§ **Problem details**: In the data that follows, count the lines in which the word "Painel" occurs, and report that figure alone.

━━ Task input ━━

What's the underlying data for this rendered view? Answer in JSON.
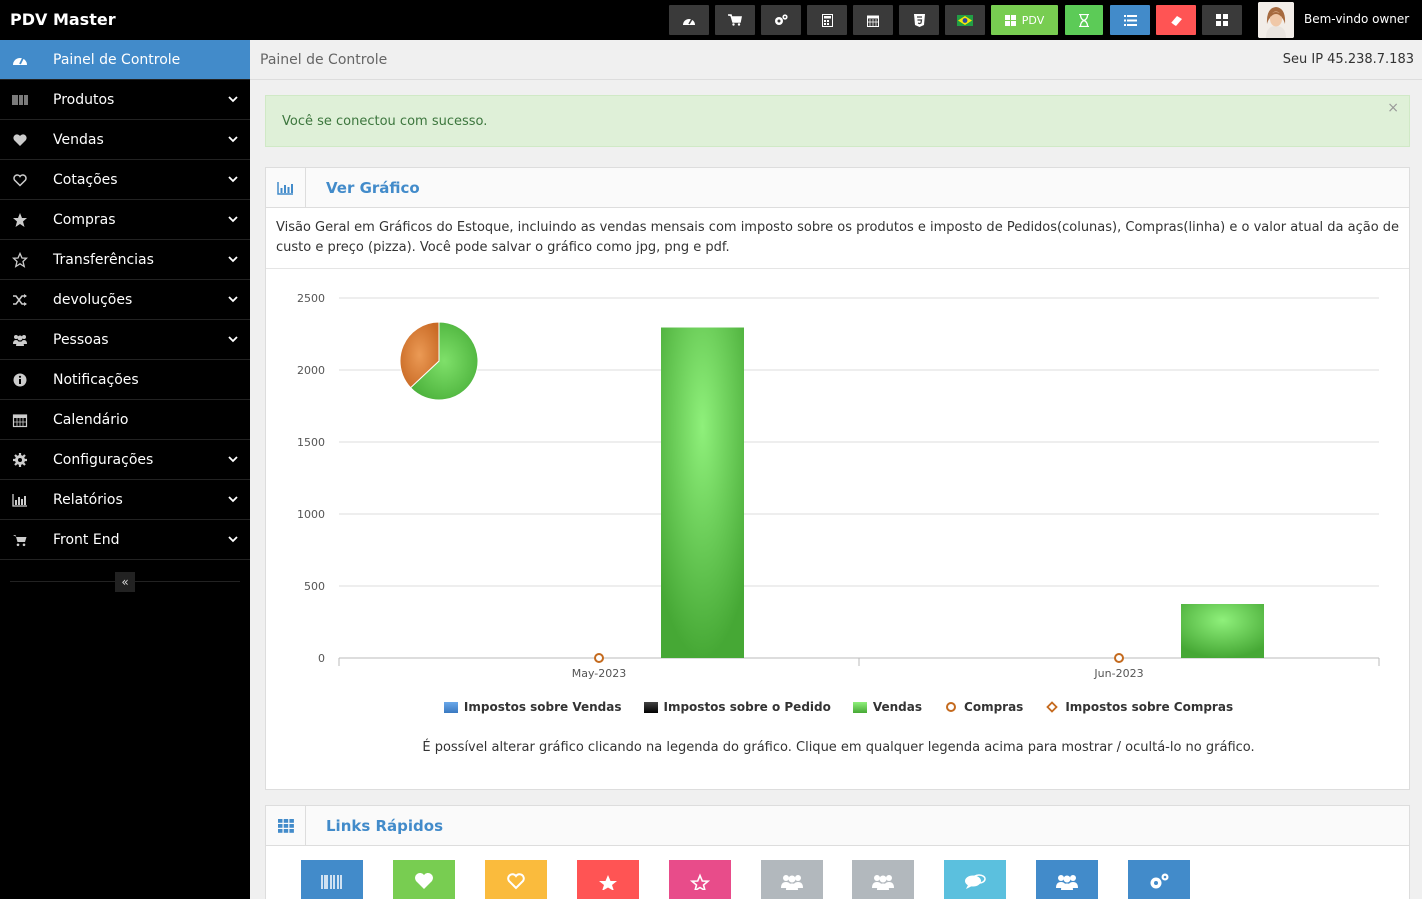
{
  "app": {
    "brand": "PDV Master",
    "welcome": "Bem-vindo owner"
  },
  "topbar": {
    "buttons": [
      {
        "name": "dashboard-icon"
      },
      {
        "name": "cart-icon"
      },
      {
        "name": "cogs-icon"
      },
      {
        "name": "calculator-icon"
      },
      {
        "name": "calendar-icon"
      },
      {
        "name": "html5-icon"
      },
      {
        "name": "brazil-flag-icon"
      },
      {
        "name": "pdv-button",
        "label": "PDV"
      },
      {
        "name": "hourglass-icon"
      },
      {
        "name": "list-icon"
      },
      {
        "name": "eraser-icon"
      },
      {
        "name": "grid-icon"
      }
    ]
  },
  "sidebar": {
    "items": [
      {
        "label": "Painel de Controle",
        "icon": "dashboard-icon",
        "active": true
      },
      {
        "label": "Produtos",
        "icon": "barcode-icon"
      },
      {
        "label": "Vendas",
        "icon": "heart-icon"
      },
      {
        "label": "Cotações",
        "icon": "heart-outline-icon"
      },
      {
        "label": "Compras",
        "icon": "star-icon"
      },
      {
        "label": "Transferências",
        "icon": "star-outline-icon"
      },
      {
        "label": "devoluções",
        "icon": "random-icon"
      },
      {
        "label": "Pessoas",
        "icon": "users-icon"
      },
      {
        "label": "Notificações",
        "icon": "info-icon"
      },
      {
        "label": "Calendário",
        "icon": "calendar-icon"
      },
      {
        "label": "Configurações",
        "icon": "cog-icon"
      },
      {
        "label": "Relatórios",
        "icon": "bar-chart-icon"
      },
      {
        "label": "Front End",
        "icon": "cart-icon"
      }
    ],
    "collapse_symbol": "«"
  },
  "breadcrumb": {
    "title": "Painel de Controle",
    "ip": "Seu IP 45.238.7.183"
  },
  "alert": {
    "text": "Você se conectou com sucesso.",
    "close": "×"
  },
  "chart_box": {
    "title": "Ver Gráfico",
    "description": "Visão Geral em Gráficos do Estoque, incluindo as vendas mensais com imposto sobre os produtos e imposto de Pedidos(colunas), Compras(linha) e o valor atual da ação de custo e preço (pizza). Você pode salvar o gráfico como jpg, png e pdf.",
    "hint": "É possível alterar gráfico clicando na legenda do gráfico. Clique em qualquer legenda acima para mostrar / ocultá-lo no gráfico.",
    "legend": [
      {
        "label": "Impostos sobre Vendas",
        "color": "#4a8fd6",
        "shape": "square"
      },
      {
        "label": "Impostos sobre o Pedido",
        "color": "#111111",
        "shape": "square"
      },
      {
        "label": "Vendas",
        "color": "#5cc04a",
        "shape": "square"
      },
      {
        "label": "Compras",
        "color": "#c46a1e",
        "shape": "circle"
      },
      {
        "label": "Impostos sobre Compras",
        "color": "#c46a1e",
        "shape": "diamond"
      }
    ]
  },
  "chart_data": {
    "type": "bar",
    "categories": [
      "May-2023",
      "Jun-2023"
    ],
    "yticks": [
      0,
      500,
      1000,
      1500,
      2000,
      2500
    ],
    "ylim": [
      0,
      2500
    ],
    "grid": true,
    "series": [
      {
        "name": "Vendas",
        "type": "bar",
        "values": [
          2295,
          375
        ],
        "color": "#5cc04a"
      },
      {
        "name": "Compras",
        "type": "line",
        "values": [
          0,
          0
        ],
        "color": "#c46a1e"
      }
    ],
    "pie": {
      "slices": [
        {
          "value": 63,
          "color": "#5cc04a"
        },
        {
          "value": 37,
          "color": "#d97a34"
        }
      ]
    }
  },
  "quick_links": {
    "title": "Links Rápidos",
    "tiles": [
      {
        "name": "products-link",
        "color": "#428bca",
        "icon": "barcode-icon"
      },
      {
        "name": "sales-link",
        "color": "#78cd51",
        "icon": "heart-icon"
      },
      {
        "name": "quotes-link",
        "color": "#fabb3d",
        "icon": "heart-outline-icon"
      },
      {
        "name": "purchases-link",
        "color": "#ff5454",
        "icon": "star-icon"
      },
      {
        "name": "transfers-link",
        "color": "#e84c8a",
        "icon": "star-outline-icon"
      },
      {
        "name": "customers-link",
        "color": "#b2b8bd",
        "icon": "users-icon"
      },
      {
        "name": "suppliers-link",
        "color": "#b2b8bd",
        "icon": "users-icon"
      },
      {
        "name": "notifications-link",
        "color": "#5bc0de",
        "icon": "comments-icon"
      },
      {
        "name": "users-link",
        "color": "#428bca",
        "icon": "users-icon"
      },
      {
        "name": "settings-link",
        "color": "#428bca",
        "icon": "cogs-icon"
      }
    ]
  }
}
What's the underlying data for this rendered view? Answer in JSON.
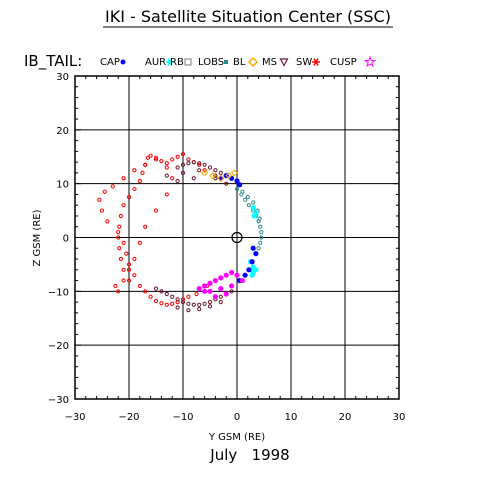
{
  "chart_data": {
    "type": "scatter",
    "title": "IKI - Satellite Situation Center (SSC)",
    "subtitle": "July   1998",
    "xlabel": "Y GSM (RE)",
    "ylabel": "Z GSM (RE)",
    "xlim": [
      -30,
      30
    ],
    "ylim": [
      -30,
      30
    ],
    "x_ticks": [
      -30,
      -20,
      -10,
      0,
      10,
      20,
      30
    ],
    "y_ticks": [
      -30,
      -20,
      -10,
      0,
      10,
      20,
      30
    ],
    "x_tick_labels": [
      "-30",
      "-20",
      "-10",
      "0",
      "10",
      "20",
      "30"
    ],
    "y_tick_labels": [
      "-30",
      "-20",
      "-10",
      "0",
      "10",
      "20",
      "30"
    ],
    "grid": true,
    "legend_title": "IB_TAIL:",
    "legend_position": "top",
    "legend": [
      {
        "label": "CAP",
        "marker": "dot",
        "color": "#0000ff"
      },
      {
        "label": "AUR",
        "marker": "asterisk",
        "color": "#00ffff"
      },
      {
        "label": "RB",
        "marker": "square",
        "color": "#777777"
      },
      {
        "label": "LOBS",
        "marker": "square-small",
        "color": "#2e8b8b"
      },
      {
        "label": "BL",
        "marker": "diamond",
        "color": "#ffa500"
      },
      {
        "label": "MS",
        "marker": "triangle-down",
        "color": "#6b1b2b"
      },
      {
        "label": "SW",
        "marker": "asterisk",
        "color": "#ff0000"
      },
      {
        "label": "CUSP",
        "marker": "star",
        "color": "#ff00ff"
      }
    ],
    "earth_marker": {
      "x": 0,
      "y": 0
    },
    "series": [
      {
        "name": "SW",
        "color": "#ff0000",
        "x": [
          -20,
          -21,
          -21.5,
          -21.8,
          -22,
          -21.8,
          -21.5,
          -21,
          -20,
          -19,
          -18,
          -17.5,
          -17,
          -16.5,
          -16,
          -15,
          -14,
          -13,
          -12,
          -11,
          -10,
          -9,
          -8,
          -7,
          -6,
          -5.5,
          -7.5,
          -9,
          -10,
          -11,
          -12,
          -13,
          -14,
          -15,
          -16,
          -17,
          -18,
          -19,
          -20,
          -20.5,
          -21,
          -22,
          -24,
          -25,
          -25.5,
          -24.5,
          -23,
          -21,
          -19,
          -17,
          -15,
          -13,
          -12,
          -13,
          -15,
          -17,
          -18,
          -19,
          -20,
          -21,
          -22,
          -22.5
        ],
        "y": [
          -8,
          -6,
          -4,
          -2,
          0,
          2,
          4,
          6,
          7.5,
          9,
          10.5,
          12,
          13.5,
          14.8,
          15.2,
          14.8,
          14.2,
          13.8,
          14.5,
          15,
          15.5,
          14.5,
          14,
          13.5,
          12.5,
          -9,
          -10.5,
          -11,
          -11.5,
          -12,
          -12.3,
          -12.5,
          -12.2,
          -11.8,
          -11,
          -10,
          -9,
          -7,
          -5,
          -3,
          -1,
          1,
          3,
          5,
          7,
          8.5,
          9.5,
          11,
          12.5,
          13.5,
          14.5,
          13,
          11,
          8,
          5,
          2,
          -1,
          -4,
          -6,
          -8,
          -10,
          -9
        ]
      },
      {
        "name": "MS",
        "color": "#6b1b2b",
        "x": [
          -11,
          -10,
          -9,
          -8,
          -7,
          -6,
          -5,
          -4,
          -3,
          -2,
          -1,
          0,
          -1,
          -2,
          -3,
          -4,
          -5,
          -6,
          -7,
          -8,
          -9,
          -10,
          -11,
          -12,
          -13,
          -14,
          -15,
          -13,
          -10,
          -7,
          -4,
          -2,
          -11,
          -9,
          -7,
          -5,
          -3,
          -11,
          -8,
          -4
        ],
        "y": [
          13,
          13.5,
          13.8,
          14,
          13.8,
          13.5,
          13,
          12.5,
          12,
          11.5,
          11,
          10.5,
          -10,
          -10.5,
          -11,
          -11.5,
          -12,
          -12.3,
          -12.5,
          -12.5,
          -12.3,
          -12,
          -11.5,
          -11,
          -10.5,
          -10,
          -9.5,
          11.5,
          12,
          12.5,
          11.5,
          10,
          -13,
          -13.5,
          -13.3,
          -12.8,
          -12,
          10.5,
          11,
          11
        ]
      },
      {
        "name": "LOBS",
        "color": "#2e8b8b",
        "x": [
          0,
          0.8,
          1.5,
          2.2,
          3,
          3.5,
          4,
          4.3,
          4.5,
          4.5,
          4.3,
          4,
          1,
          2,
          3,
          3.8,
          4.2
        ],
        "y": [
          9,
          8,
          7,
          6,
          5,
          4,
          3,
          2,
          1,
          0,
          -1,
          -2,
          8.5,
          7.5,
          6.5,
          5,
          3.5
        ]
      },
      {
        "name": "AUR",
        "color": "#00ffff",
        "x": [
          3,
          3.5,
          3.2,
          2.5,
          3,
          3.5,
          3,
          2.8
        ],
        "y": [
          5.5,
          4.5,
          4,
          -4.5,
          -5.5,
          -6,
          -6.5,
          -7
        ]
      },
      {
        "name": "CAP",
        "color": "#0000ff",
        "x": [
          -3,
          -2,
          -1,
          0,
          0.5,
          3,
          3.5,
          2.8,
          2.2,
          1.5,
          0.5
        ],
        "y": [
          11,
          11.5,
          11,
          10.5,
          9.8,
          -2,
          -3,
          -4.5,
          -6,
          -7,
          -8
        ]
      },
      {
        "name": "CUSP",
        "color": "#ff00ff",
        "x": [
          -6,
          -5,
          -4,
          -3,
          -2,
          -1,
          0,
          1,
          -5,
          -3,
          -1,
          -4,
          -2,
          -6,
          -7
        ],
        "y": [
          -9,
          -8.5,
          -8,
          -7.5,
          -7,
          -6.5,
          -7,
          -8,
          -10,
          -9.5,
          -9,
          -11,
          -10.5,
          -10,
          -9.5
        ]
      },
      {
        "name": "BL",
        "color": "#ffa500",
        "x": [
          -6,
          -4.5,
          -3,
          -1.5,
          -0.5
        ],
        "y": [
          12,
          11.5,
          11,
          11.5,
          12
        ]
      }
    ]
  }
}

━━━

§ **Correct output**: 2